-- begin --

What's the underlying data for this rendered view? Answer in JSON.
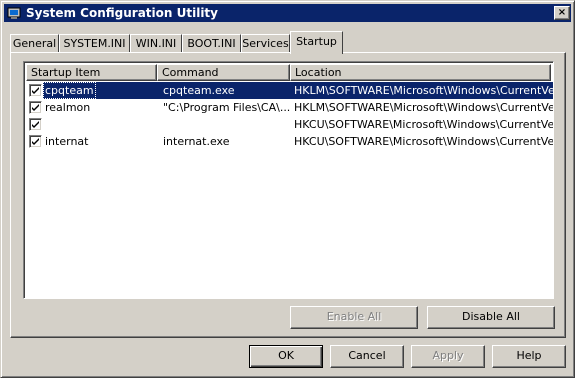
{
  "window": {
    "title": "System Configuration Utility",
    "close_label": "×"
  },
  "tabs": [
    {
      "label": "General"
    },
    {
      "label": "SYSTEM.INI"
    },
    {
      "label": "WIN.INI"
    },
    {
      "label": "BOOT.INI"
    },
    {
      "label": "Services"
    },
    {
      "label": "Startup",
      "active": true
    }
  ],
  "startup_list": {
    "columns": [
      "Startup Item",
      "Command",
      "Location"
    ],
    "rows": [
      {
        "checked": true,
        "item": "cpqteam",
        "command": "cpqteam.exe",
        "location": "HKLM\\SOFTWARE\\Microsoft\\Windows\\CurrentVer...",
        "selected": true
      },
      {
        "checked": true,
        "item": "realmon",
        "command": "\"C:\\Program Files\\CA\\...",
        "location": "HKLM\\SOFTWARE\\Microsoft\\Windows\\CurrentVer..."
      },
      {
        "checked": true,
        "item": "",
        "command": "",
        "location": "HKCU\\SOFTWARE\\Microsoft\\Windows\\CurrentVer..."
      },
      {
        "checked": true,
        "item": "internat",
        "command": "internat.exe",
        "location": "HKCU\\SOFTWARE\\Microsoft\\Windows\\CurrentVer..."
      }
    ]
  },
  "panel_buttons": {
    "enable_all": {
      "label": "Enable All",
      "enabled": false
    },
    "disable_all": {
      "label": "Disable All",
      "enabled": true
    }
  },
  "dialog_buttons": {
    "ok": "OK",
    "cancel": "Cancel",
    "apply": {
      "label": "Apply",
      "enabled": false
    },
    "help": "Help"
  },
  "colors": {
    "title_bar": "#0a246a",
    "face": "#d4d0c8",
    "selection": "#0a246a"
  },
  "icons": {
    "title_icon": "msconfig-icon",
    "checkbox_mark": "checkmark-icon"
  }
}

-- end --
-- begin --

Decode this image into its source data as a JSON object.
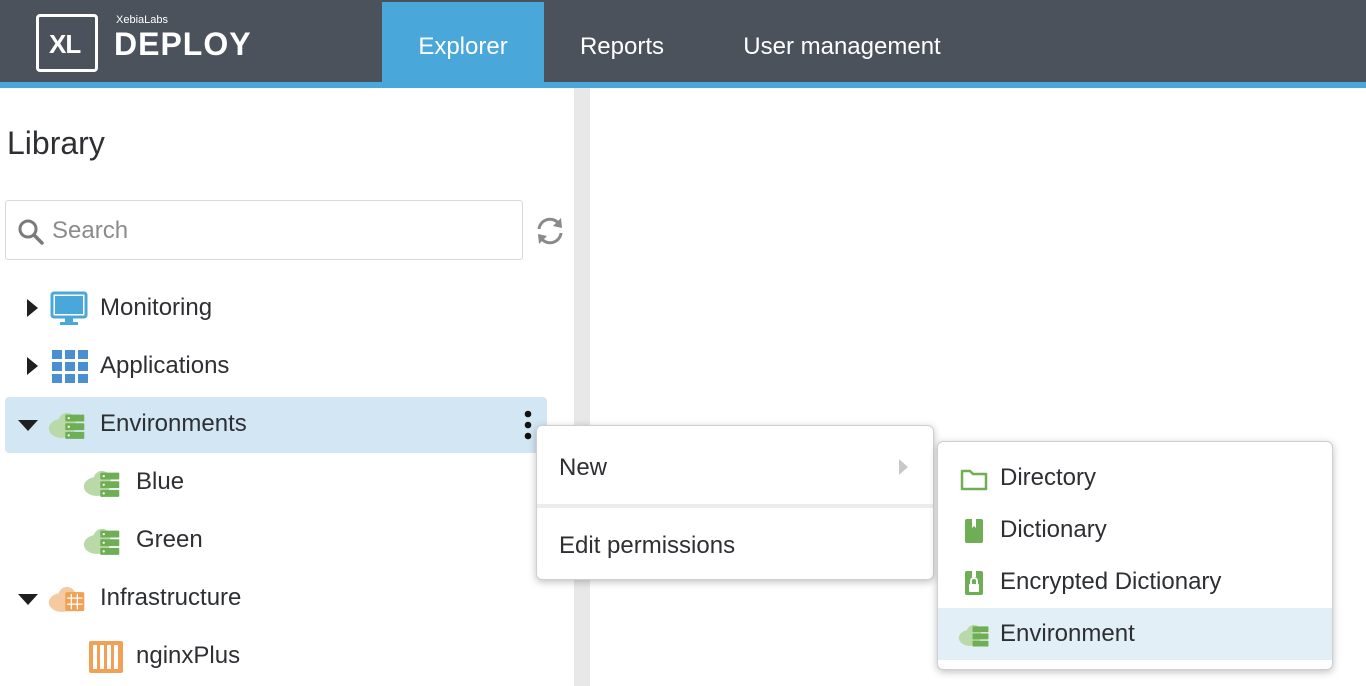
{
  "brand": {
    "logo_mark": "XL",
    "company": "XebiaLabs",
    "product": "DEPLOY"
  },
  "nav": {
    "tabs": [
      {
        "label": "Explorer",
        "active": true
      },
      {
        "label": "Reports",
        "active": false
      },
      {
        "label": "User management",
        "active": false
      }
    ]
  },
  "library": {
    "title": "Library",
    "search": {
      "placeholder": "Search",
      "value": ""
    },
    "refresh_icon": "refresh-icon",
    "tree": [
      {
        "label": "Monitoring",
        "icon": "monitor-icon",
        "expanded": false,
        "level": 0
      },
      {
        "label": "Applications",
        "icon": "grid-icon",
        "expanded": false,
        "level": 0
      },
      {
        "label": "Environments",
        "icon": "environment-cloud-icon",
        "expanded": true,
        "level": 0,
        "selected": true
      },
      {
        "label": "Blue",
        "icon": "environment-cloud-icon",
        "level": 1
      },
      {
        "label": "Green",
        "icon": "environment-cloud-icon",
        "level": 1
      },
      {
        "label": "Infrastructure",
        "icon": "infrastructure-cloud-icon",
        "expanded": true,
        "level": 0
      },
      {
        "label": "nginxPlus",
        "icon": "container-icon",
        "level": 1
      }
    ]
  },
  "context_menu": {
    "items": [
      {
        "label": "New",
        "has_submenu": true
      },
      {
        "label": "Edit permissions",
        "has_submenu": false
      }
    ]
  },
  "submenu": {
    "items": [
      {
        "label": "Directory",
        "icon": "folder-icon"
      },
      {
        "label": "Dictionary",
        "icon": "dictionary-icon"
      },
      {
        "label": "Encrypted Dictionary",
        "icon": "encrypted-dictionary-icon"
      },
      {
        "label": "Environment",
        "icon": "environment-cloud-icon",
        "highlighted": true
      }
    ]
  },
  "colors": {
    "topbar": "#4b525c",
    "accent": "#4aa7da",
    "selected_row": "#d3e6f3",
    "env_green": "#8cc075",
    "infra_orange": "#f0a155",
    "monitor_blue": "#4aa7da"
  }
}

-- end --
-- begin --

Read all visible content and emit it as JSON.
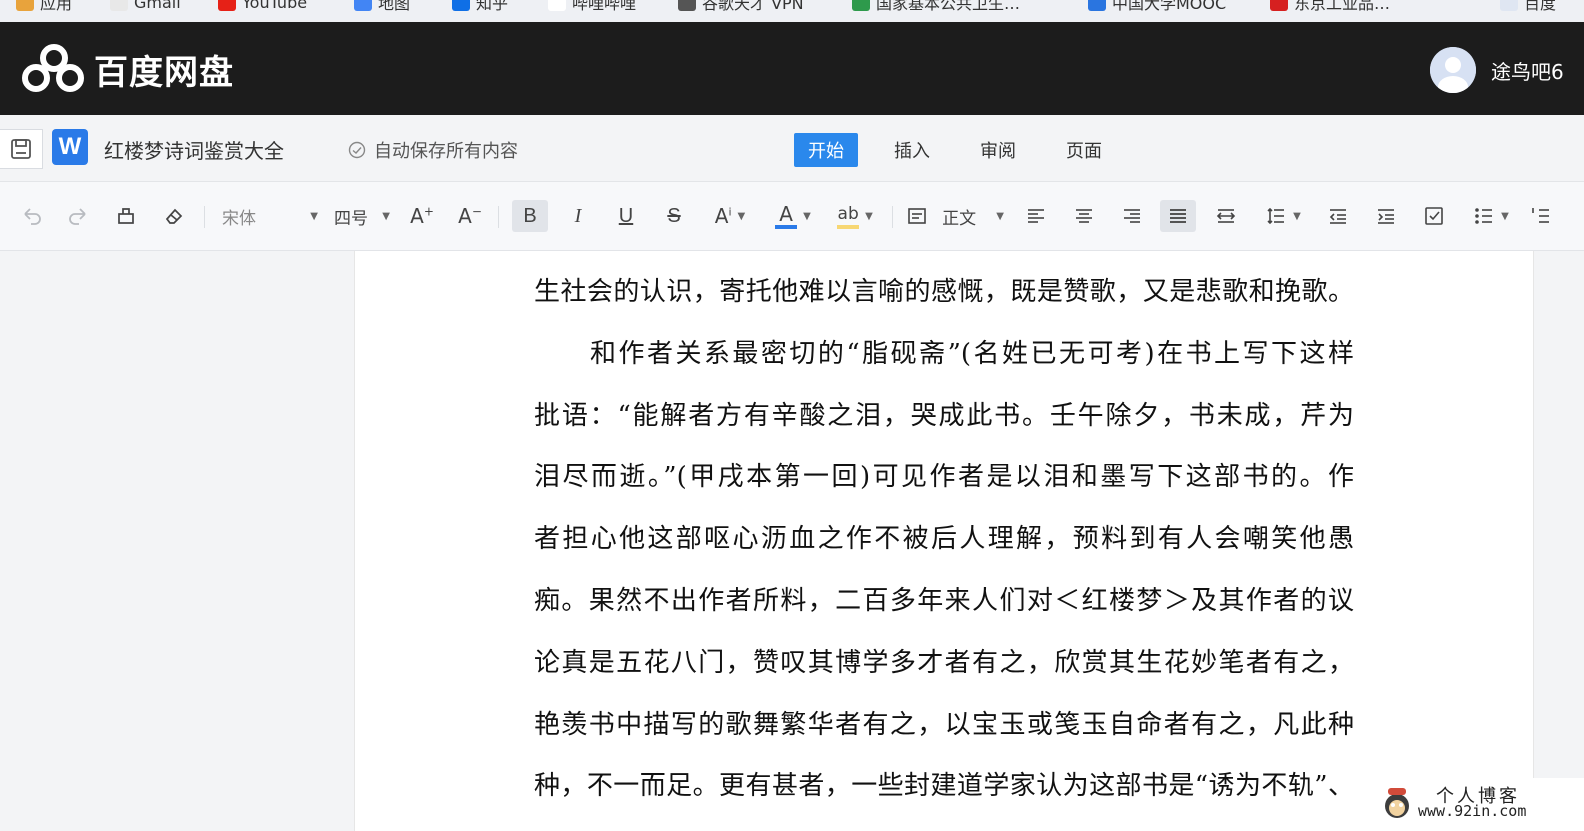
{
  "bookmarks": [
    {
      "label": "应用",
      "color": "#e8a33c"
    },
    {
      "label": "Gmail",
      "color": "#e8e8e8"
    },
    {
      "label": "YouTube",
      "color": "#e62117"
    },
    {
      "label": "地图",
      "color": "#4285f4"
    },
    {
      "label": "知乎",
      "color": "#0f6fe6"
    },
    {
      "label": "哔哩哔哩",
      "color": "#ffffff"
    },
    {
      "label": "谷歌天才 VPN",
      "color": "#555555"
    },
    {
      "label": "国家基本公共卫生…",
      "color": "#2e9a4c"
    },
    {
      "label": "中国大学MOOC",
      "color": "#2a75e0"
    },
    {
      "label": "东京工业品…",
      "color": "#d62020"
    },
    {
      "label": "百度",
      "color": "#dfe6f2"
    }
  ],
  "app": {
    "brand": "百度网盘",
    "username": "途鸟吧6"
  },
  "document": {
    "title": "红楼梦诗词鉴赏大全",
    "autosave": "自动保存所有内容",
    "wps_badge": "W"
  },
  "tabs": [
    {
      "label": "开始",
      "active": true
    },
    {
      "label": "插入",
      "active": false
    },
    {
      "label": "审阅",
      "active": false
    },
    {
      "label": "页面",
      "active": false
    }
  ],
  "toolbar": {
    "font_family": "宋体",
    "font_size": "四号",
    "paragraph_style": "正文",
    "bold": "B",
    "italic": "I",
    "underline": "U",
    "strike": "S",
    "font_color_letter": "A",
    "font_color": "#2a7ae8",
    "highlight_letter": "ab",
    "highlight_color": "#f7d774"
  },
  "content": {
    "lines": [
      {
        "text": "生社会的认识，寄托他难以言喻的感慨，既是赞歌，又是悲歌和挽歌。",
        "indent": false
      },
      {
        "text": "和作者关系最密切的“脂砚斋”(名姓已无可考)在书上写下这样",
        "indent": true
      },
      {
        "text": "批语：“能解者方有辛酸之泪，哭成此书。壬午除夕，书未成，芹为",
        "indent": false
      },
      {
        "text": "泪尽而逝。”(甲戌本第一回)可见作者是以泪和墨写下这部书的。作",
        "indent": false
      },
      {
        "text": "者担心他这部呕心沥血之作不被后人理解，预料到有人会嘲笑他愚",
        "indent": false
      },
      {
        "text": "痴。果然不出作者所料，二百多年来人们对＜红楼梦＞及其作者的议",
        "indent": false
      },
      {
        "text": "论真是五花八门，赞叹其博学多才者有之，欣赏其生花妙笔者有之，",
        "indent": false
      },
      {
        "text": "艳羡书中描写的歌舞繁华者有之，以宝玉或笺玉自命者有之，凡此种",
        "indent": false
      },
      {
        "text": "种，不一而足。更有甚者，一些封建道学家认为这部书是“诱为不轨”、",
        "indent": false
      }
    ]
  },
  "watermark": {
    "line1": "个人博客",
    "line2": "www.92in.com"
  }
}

-- end --

Problem to solve
Copy each line of the preceding data that contains the string "CurrentVer".

Response for this exercise
        "location": "HKLM\\SOFTWARE\\Microsoft\\Windows\\CurrentVer...",
        "location": "HKLM\\SOFTWARE\\Microsoft\\Windows\\CurrentVer..."
        "location": "HKCU\\SOFTWARE\\Microsoft\\Windows\\CurrentVer..."
        "location": "HKCU\\SOFTWARE\\Microsoft\\Windows\\CurrentVer..."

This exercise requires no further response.